## begin
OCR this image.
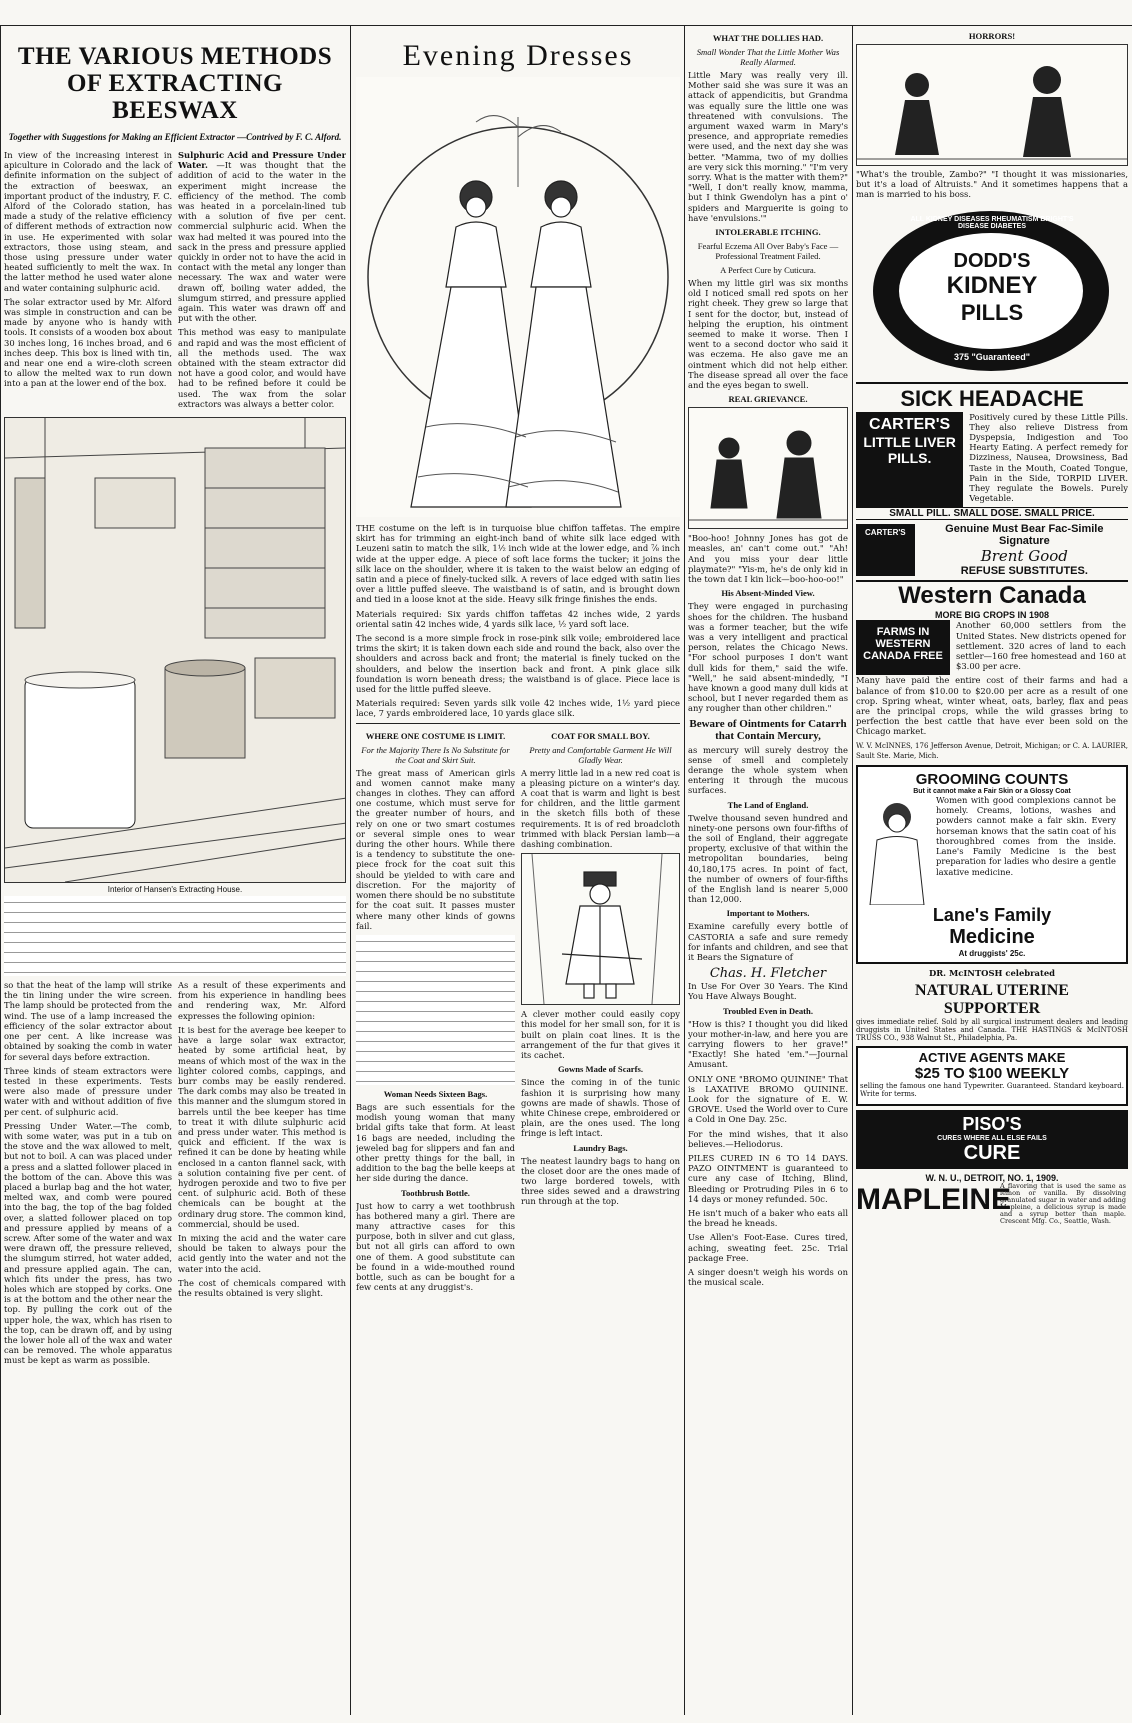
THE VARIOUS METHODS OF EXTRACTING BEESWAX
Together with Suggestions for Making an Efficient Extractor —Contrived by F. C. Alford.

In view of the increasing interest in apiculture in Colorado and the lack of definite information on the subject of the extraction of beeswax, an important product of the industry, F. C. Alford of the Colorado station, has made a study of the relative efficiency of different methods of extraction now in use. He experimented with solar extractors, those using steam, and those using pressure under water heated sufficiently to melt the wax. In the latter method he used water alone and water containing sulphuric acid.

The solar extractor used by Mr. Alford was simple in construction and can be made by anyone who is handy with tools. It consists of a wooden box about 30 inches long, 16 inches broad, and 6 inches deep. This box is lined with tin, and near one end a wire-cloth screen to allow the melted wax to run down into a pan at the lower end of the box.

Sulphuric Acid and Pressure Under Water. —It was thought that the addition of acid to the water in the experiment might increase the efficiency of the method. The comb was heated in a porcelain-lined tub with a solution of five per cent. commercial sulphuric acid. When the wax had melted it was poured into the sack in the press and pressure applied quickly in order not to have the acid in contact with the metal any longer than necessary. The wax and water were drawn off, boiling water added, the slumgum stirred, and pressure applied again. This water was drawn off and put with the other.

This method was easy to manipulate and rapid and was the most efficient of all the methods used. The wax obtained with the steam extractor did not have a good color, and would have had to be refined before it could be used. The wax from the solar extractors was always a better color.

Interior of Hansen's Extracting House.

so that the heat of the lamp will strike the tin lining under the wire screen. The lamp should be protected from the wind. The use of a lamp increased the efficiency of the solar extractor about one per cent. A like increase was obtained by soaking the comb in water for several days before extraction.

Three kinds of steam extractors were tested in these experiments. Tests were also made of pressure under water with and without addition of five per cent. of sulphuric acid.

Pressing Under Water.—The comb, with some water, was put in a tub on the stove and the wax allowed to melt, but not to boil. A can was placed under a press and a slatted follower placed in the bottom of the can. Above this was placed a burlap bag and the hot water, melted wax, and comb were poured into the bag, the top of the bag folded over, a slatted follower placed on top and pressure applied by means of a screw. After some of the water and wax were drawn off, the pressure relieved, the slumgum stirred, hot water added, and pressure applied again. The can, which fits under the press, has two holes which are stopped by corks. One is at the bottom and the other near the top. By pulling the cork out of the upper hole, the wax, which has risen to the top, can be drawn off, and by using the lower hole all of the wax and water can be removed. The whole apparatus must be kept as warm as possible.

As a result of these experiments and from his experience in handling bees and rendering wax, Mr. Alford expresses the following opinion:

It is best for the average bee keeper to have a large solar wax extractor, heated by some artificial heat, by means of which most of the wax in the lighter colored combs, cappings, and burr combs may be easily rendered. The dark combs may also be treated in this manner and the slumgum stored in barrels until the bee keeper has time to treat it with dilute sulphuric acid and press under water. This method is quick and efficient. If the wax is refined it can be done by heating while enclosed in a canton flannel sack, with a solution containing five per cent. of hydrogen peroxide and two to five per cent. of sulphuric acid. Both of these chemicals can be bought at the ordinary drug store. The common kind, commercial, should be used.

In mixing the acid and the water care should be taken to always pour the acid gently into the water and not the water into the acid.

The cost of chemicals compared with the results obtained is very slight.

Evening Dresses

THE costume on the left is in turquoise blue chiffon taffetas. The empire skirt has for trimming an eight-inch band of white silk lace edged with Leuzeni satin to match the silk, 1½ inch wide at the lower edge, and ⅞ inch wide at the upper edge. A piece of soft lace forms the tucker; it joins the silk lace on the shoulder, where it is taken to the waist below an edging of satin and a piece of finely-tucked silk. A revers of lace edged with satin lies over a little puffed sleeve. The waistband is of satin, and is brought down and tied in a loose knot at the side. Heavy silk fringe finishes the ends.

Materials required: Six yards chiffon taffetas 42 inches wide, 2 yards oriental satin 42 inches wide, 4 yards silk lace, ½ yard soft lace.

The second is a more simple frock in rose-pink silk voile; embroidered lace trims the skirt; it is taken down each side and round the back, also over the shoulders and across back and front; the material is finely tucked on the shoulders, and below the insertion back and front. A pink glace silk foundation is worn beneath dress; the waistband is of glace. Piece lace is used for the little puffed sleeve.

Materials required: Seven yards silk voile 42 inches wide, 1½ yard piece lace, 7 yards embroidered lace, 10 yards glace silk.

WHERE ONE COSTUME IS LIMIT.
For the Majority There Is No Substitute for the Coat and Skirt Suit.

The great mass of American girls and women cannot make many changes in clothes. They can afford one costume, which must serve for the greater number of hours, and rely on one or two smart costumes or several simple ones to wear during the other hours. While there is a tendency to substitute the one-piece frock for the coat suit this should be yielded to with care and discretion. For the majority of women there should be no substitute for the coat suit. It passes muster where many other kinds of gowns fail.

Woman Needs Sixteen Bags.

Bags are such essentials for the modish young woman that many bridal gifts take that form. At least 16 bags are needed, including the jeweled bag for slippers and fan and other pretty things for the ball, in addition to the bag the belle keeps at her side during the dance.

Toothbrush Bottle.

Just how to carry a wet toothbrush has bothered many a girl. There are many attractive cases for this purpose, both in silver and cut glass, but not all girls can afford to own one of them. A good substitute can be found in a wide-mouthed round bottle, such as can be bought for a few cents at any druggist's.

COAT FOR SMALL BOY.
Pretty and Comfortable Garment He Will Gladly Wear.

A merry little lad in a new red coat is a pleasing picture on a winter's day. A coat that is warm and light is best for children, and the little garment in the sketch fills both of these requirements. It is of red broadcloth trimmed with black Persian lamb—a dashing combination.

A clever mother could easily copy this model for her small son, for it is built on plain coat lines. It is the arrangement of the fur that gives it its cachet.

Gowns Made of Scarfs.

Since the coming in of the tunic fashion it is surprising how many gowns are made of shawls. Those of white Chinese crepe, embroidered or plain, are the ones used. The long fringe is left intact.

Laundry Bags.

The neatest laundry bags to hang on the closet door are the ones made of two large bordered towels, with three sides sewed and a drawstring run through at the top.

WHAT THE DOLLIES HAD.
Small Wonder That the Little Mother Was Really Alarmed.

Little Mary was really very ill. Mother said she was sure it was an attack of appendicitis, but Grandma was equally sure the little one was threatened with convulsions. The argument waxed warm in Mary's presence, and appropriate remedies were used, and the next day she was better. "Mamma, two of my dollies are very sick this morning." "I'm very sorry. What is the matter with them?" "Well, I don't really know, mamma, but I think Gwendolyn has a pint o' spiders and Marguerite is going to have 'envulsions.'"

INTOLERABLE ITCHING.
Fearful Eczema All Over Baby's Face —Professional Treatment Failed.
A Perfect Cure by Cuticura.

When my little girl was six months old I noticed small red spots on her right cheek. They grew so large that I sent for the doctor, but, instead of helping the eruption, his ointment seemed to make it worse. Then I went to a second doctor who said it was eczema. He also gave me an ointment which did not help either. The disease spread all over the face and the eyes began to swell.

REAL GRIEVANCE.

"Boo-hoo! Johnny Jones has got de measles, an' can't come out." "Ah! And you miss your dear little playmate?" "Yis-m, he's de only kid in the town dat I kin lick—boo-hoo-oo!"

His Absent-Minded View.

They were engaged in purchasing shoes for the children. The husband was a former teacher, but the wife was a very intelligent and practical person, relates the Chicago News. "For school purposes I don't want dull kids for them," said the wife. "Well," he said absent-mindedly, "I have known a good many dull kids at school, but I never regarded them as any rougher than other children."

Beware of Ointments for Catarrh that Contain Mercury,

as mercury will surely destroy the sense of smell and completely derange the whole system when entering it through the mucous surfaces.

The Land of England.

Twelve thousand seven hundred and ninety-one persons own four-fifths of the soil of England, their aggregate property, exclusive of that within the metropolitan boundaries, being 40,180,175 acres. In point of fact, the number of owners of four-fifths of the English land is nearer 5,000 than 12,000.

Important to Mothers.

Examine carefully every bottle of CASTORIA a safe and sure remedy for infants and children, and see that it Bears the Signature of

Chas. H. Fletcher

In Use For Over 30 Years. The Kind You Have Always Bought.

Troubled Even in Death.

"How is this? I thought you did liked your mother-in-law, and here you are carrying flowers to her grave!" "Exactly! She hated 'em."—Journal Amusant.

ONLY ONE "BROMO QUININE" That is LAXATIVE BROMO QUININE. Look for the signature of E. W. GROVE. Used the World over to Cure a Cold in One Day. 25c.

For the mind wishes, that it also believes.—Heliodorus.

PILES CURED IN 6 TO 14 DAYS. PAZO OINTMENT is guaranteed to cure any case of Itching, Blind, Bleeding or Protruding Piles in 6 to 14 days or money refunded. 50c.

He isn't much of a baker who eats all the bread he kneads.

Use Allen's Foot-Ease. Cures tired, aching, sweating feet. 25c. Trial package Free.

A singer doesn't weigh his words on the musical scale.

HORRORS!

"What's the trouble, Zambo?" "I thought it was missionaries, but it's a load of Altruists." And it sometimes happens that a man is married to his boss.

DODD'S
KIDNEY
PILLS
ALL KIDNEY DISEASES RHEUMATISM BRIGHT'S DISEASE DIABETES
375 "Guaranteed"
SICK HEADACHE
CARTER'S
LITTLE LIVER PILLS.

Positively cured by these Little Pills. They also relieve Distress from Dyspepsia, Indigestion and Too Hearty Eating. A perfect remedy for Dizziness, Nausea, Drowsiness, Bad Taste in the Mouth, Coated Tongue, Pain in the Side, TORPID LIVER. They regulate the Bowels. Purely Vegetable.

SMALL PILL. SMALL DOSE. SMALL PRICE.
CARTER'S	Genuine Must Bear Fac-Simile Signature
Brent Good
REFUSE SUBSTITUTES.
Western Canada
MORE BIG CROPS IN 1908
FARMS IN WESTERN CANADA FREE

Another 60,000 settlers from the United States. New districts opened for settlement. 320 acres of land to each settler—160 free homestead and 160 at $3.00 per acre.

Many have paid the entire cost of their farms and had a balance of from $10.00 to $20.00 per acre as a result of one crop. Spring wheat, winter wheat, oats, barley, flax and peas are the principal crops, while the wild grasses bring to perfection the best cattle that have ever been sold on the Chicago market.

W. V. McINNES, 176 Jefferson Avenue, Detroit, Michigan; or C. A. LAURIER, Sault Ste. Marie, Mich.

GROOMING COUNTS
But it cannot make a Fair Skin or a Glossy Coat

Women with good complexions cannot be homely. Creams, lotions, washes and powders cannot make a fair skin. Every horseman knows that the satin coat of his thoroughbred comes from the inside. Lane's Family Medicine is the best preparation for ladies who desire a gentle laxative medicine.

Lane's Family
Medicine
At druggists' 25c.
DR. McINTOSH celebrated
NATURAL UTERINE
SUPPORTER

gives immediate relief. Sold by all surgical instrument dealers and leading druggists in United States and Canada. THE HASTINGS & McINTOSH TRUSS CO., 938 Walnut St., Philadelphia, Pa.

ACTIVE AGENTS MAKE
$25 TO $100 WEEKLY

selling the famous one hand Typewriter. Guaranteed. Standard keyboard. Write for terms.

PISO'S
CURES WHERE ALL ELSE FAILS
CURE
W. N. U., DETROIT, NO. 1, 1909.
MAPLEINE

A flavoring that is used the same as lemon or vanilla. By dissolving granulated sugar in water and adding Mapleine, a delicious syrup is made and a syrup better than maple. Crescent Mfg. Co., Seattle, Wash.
## end
#### [EXERCISE BRIEF]
Identify each line holding the string "plain", and copy it out.

#### [OUTPUT FOR THIS EXERCISE]
A clever mother could easily copy this model for her small son, for it is built on plain coat lines. It is the arrangement of the fur that gives it its cachet.
Since the coming in of the tunic fashion it is surprising how many gowns are made of shawls. Those of white Chinese crepe, embroidered or plain, are the ones used. The long fringe is left intact.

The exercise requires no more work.